**YOUR OBJECTIVE**
Write out all the entries word for word, but skip any images.

Data listing
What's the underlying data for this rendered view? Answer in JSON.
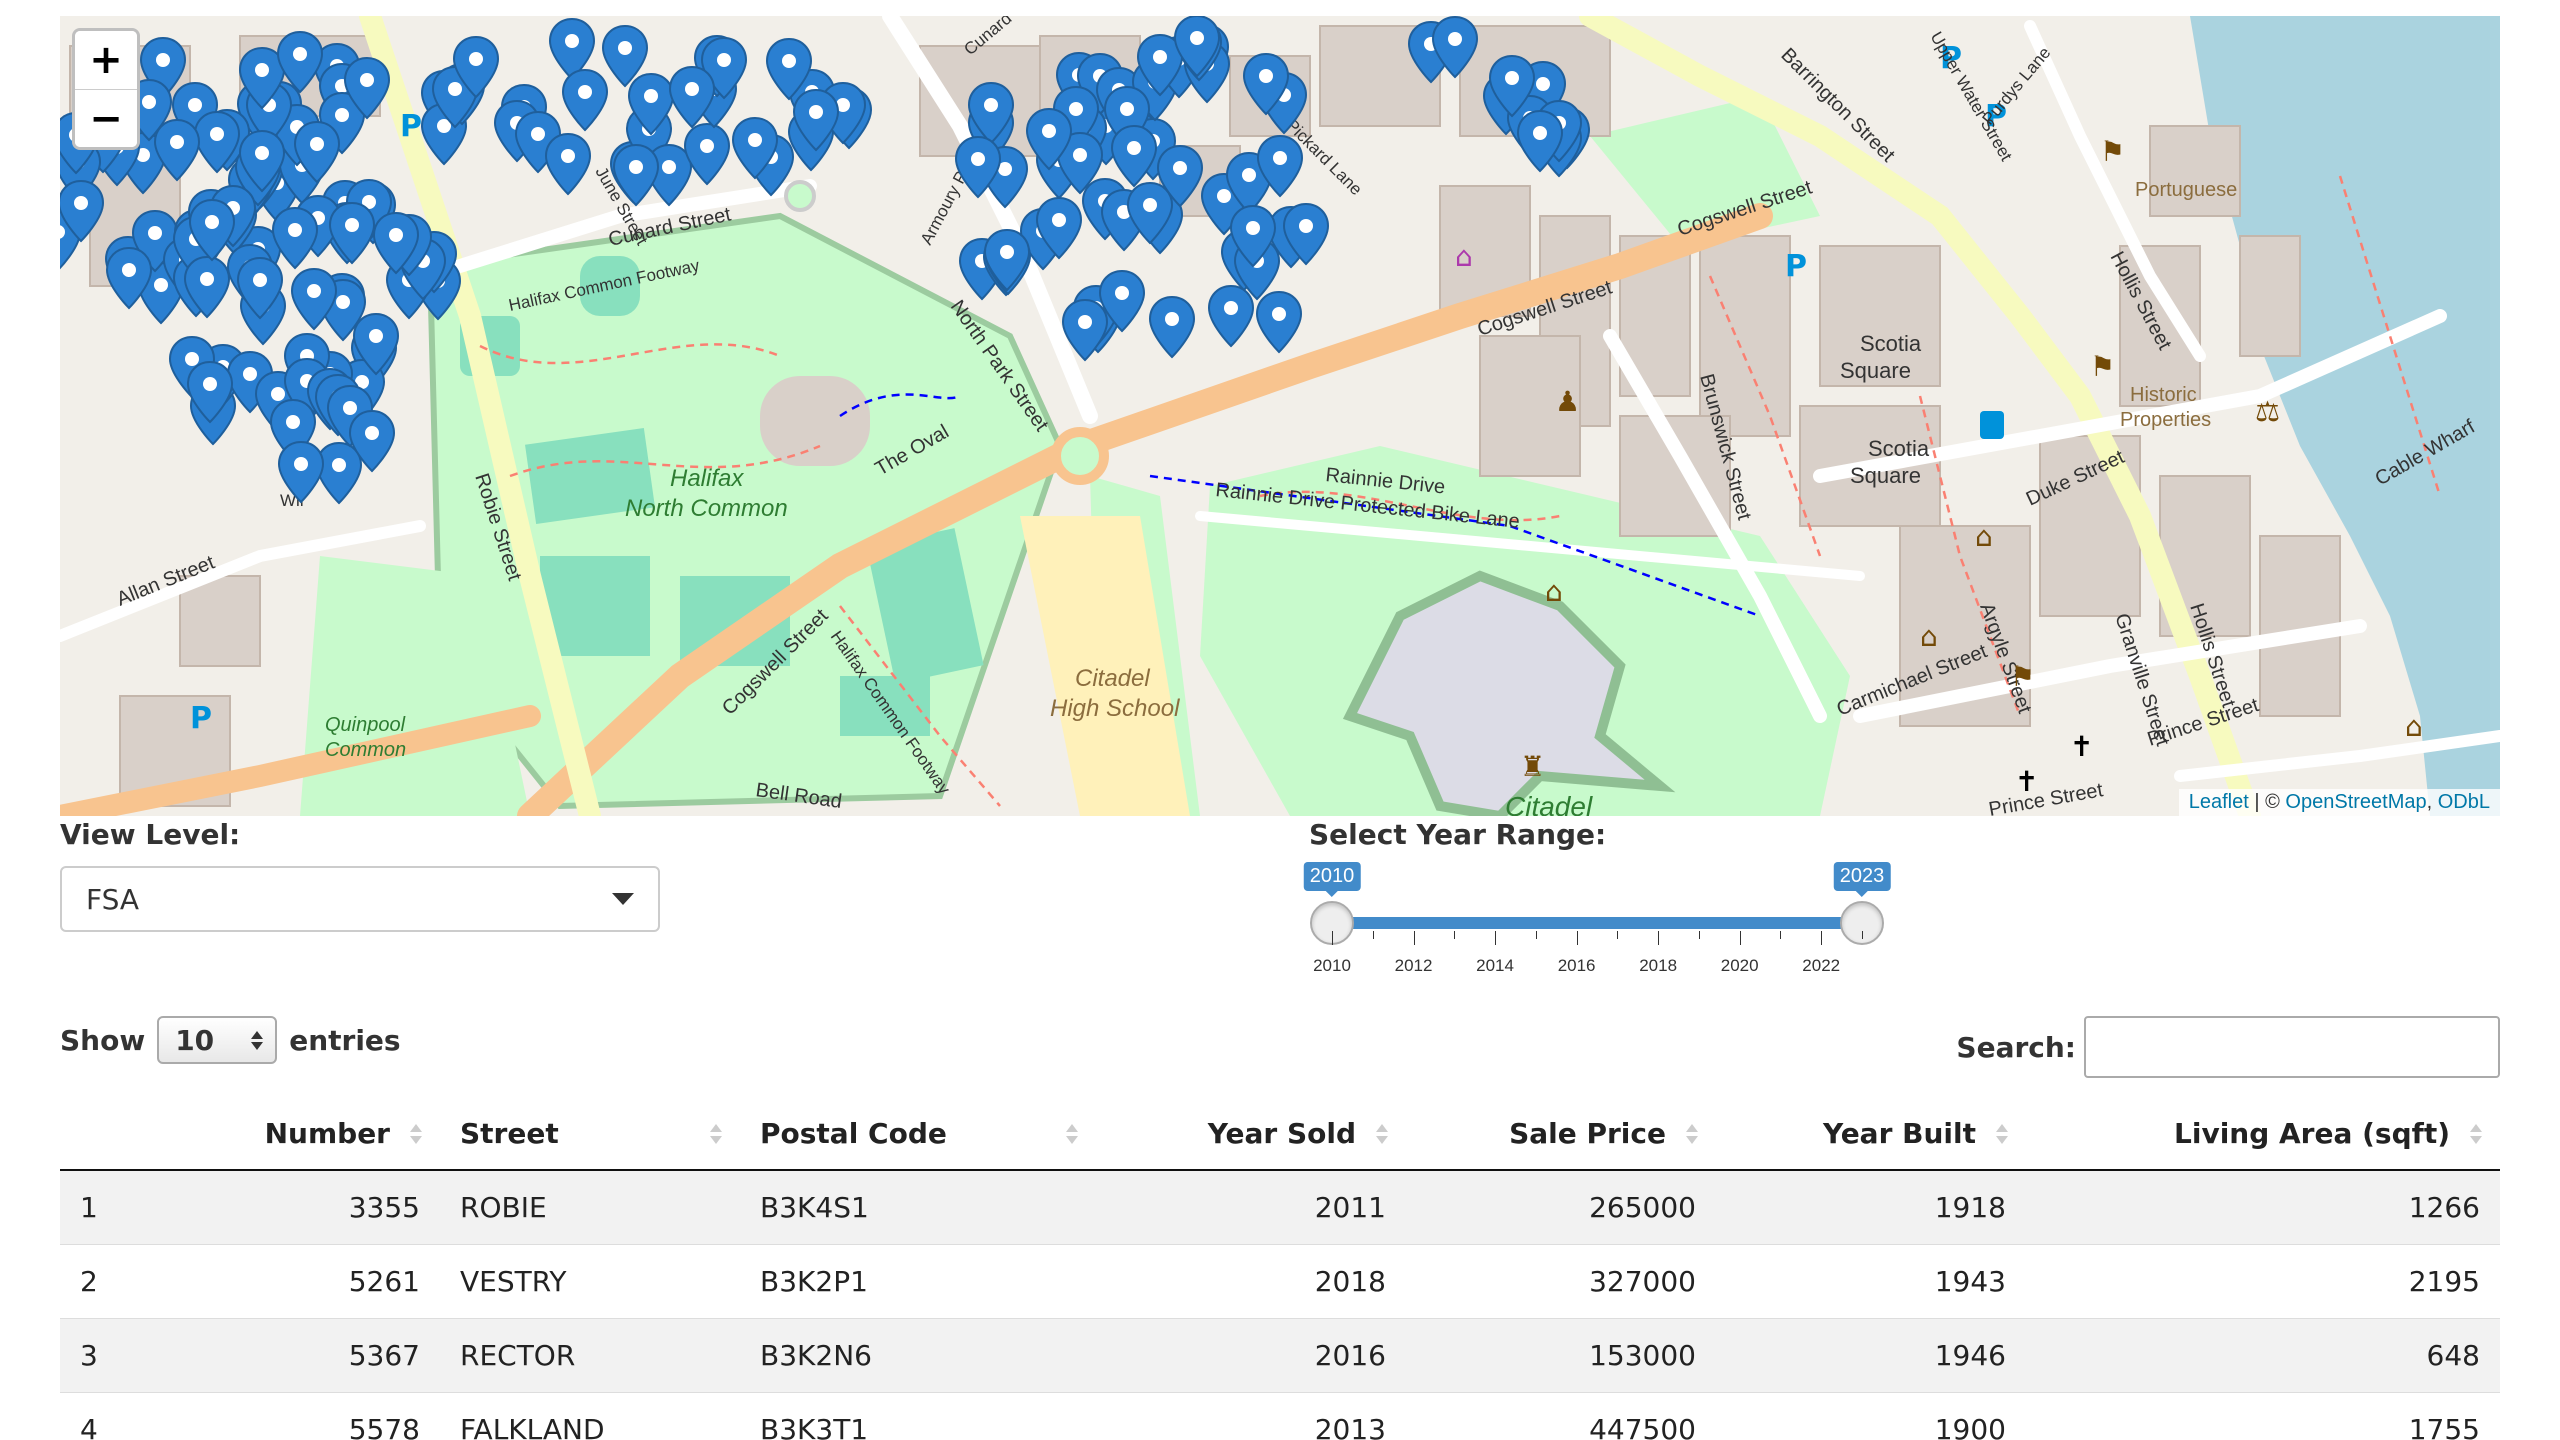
{
  "map": {
    "zoom_in": "+",
    "zoom_out": "−",
    "attribution": {
      "leaflet": "Leaflet",
      "sep": " | © ",
      "osm": "OpenStreetMap",
      "comma": ", ",
      "odbl": "ODbL"
    },
    "street_labels": [
      "Cunard Street",
      "Halifax Common Footway",
      "Halifax North Common",
      "The Oval",
      "North Park Street",
      "Cogswell Street",
      "Robie Street",
      "Allan Street",
      "Quinpool Common",
      "Bell Road",
      "Halifax Common Footway",
      "Citadel High School",
      "Rainnie Drive",
      "Rainnie Drive Protected Bike Lane",
      "Citadel",
      "Brunswick Street",
      "Scotia Square",
      "Scotia Square",
      "Barrington Street",
      "Upper Water Street",
      "Purdys Lane",
      "Hollis Street",
      "Portuguese",
      "Historic Properties",
      "Cable Wharf",
      "Duke Street",
      "Argyle Street",
      "Granville Street",
      "Hollis Street",
      "Carmichael Street",
      "Prince Street",
      "Pickard Lane",
      "Armoury Place",
      "June Street",
      "Cunard",
      "Wil"
    ],
    "marker_color": "#2a7fd1"
  },
  "view_level": {
    "label": "View Level:",
    "selected": "FSA"
  },
  "year_range": {
    "label": "Select Year Range:",
    "min": 2010,
    "max": 2023,
    "from": 2010,
    "to": 2023,
    "ticks": [
      "2010",
      "2012",
      "2014",
      "2016",
      "2018",
      "2020",
      "2022"
    ],
    "from_label": "2010",
    "to_label": "2023"
  },
  "table_controls": {
    "show": "Show",
    "entries_value": "10",
    "entries": "entries",
    "search_label": "Search:",
    "search_value": ""
  },
  "table": {
    "columns": [
      "",
      "Number",
      "Street",
      "Postal Code",
      "Year Sold",
      "Sale Price",
      "Year Built",
      "Living Area (sqft)"
    ],
    "rows": [
      [
        "1",
        "3355",
        "ROBIE",
        "B3K4S1",
        "2011",
        "265000",
        "1918",
        "1266"
      ],
      [
        "2",
        "5261",
        "VESTRY",
        "B3K2P1",
        "2018",
        "327000",
        "1943",
        "2195"
      ],
      [
        "3",
        "5367",
        "RECTOR",
        "B3K2N6",
        "2016",
        "153000",
        "1946",
        "648"
      ],
      [
        "4",
        "5578",
        "FALKLAND",
        "B3K3T1",
        "2013",
        "447500",
        "1900",
        "1755"
      ]
    ]
  }
}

**RESPONSE FOR THIS EXERCISE**
What's the underlying data for this rendered view? Answer in JSON.
{
  "map": {
    "zoom_in": "+",
    "zoom_out": "−",
    "attribution": {
      "leaflet": "Leaflet",
      "sep": " | © ",
      "osm": "OpenStreetMap",
      "comma": ", ",
      "odbl": "ODbL"
    },
    "street_labels": [
      "Cunard Street",
      "Halifax Common Footway",
      "Halifax North Common",
      "The Oval",
      "North Park Street",
      "Cogswell Street",
      "Robie Street",
      "Allan Street",
      "Quinpool Common",
      "Bell Road",
      "Halifax Common Footway",
      "Citadel High School",
      "Rainnie Drive",
      "Rainnie Drive Protected Bike Lane",
      "Citadel",
      "Brunswick Street",
      "Scotia Square",
      "Scotia Square",
      "Barrington Street",
      "Upper Water Street",
      "Purdys Lane",
      "Hollis Street",
      "Portuguese",
      "Historic Properties",
      "Cable Wharf",
      "Duke Street",
      "Argyle Street",
      "Granville Street",
      "Hollis Street",
      "Carmichael Street",
      "Prince Street",
      "Pickard Lane",
      "Armoury Place",
      "June Street",
      "Cunard",
      "Wil"
    ],
    "marker_color": "#2a7fd1"
  },
  "view_level": {
    "label": "View Level:",
    "selected": "FSA"
  },
  "year_range": {
    "label": "Select Year Range:",
    "min": 2010,
    "max": 2023,
    "from": 2010,
    "to": 2023,
    "ticks": [
      "2010",
      "2012",
      "2014",
      "2016",
      "2018",
      "2020",
      "2022"
    ],
    "from_label": "2010",
    "to_label": "2023"
  },
  "table_controls": {
    "show": "Show",
    "entries_value": "10",
    "entries": "entries",
    "search_label": "Search:",
    "search_value": ""
  },
  "table": {
    "columns": [
      "",
      "Number",
      "Street",
      "Postal Code",
      "Year Sold",
      "Sale Price",
      "Year Built",
      "Living Area (sqft)"
    ],
    "rows": [
      [
        "1",
        "3355",
        "ROBIE",
        "B3K4S1",
        "2011",
        "265000",
        "1918",
        "1266"
      ],
      [
        "2",
        "5261",
        "VESTRY",
        "B3K2P1",
        "2018",
        "327000",
        "1943",
        "2195"
      ],
      [
        "3",
        "5367",
        "RECTOR",
        "B3K2N6",
        "2016",
        "153000",
        "1946",
        "648"
      ],
      [
        "4",
        "5578",
        "FALKLAND",
        "B3K3T1",
        "2013",
        "447500",
        "1900",
        "1755"
      ]
    ]
  }
}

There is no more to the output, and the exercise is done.